Data listing

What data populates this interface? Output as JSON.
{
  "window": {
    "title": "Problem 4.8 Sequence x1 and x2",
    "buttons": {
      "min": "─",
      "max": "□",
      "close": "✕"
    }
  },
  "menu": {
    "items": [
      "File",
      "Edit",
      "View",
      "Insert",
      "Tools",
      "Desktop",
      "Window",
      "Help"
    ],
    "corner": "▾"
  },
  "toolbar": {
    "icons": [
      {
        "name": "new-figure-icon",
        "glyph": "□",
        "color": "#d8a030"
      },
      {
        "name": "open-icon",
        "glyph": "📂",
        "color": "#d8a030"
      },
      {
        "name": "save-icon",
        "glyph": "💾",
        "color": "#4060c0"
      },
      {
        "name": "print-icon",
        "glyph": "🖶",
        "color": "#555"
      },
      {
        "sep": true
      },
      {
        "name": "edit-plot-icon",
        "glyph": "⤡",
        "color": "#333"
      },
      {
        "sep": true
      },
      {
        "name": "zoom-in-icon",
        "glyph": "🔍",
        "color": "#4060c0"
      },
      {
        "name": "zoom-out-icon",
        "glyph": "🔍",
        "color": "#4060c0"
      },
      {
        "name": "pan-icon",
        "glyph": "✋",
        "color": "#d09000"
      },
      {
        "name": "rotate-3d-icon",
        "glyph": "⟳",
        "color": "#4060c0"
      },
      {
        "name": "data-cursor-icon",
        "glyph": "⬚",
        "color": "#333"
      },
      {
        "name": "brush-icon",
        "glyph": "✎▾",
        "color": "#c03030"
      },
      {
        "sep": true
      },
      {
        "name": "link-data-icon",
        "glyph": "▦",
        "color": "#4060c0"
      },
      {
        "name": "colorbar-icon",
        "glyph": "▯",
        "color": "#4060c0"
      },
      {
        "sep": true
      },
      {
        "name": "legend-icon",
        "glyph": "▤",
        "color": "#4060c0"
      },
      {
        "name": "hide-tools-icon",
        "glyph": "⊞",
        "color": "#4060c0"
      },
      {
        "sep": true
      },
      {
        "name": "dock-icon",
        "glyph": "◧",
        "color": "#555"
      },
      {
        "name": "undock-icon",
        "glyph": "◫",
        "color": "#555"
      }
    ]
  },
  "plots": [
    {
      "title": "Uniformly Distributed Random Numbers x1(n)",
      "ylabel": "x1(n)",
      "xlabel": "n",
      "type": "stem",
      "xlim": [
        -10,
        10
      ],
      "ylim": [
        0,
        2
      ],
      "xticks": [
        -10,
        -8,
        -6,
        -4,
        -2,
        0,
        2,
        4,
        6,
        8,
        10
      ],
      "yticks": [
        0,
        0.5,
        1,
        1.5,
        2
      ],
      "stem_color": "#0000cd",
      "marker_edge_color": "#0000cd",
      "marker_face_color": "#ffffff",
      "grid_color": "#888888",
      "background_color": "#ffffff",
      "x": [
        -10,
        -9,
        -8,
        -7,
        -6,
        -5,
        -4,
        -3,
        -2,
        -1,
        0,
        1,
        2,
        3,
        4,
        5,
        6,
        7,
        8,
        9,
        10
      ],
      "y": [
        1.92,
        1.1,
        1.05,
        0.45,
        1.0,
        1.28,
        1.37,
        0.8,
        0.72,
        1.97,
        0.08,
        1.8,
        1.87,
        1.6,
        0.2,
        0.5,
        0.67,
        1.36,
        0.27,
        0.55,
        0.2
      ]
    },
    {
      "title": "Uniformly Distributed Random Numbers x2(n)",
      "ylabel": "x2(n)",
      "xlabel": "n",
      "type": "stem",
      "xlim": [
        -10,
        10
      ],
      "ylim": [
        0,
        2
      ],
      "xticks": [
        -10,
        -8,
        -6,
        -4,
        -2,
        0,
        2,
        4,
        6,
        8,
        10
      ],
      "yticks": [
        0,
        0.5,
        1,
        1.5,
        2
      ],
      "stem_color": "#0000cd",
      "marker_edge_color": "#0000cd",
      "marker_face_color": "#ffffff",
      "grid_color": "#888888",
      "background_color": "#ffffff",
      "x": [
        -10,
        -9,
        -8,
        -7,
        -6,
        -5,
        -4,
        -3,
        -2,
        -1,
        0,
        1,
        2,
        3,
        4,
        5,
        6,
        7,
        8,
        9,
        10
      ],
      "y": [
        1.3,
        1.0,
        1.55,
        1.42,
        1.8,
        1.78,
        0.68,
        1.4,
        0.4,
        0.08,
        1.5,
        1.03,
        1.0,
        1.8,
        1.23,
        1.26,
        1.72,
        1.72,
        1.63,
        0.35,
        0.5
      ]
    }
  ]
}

Problem requirements -
Locate the word "Numbers" in the entries, and copy every line where it is found.

Worked solution -
      "title": "Uniformly Distributed Random Numbers x1(n)",
      "title": "Uniformly Distributed Random Numbers x2(n)",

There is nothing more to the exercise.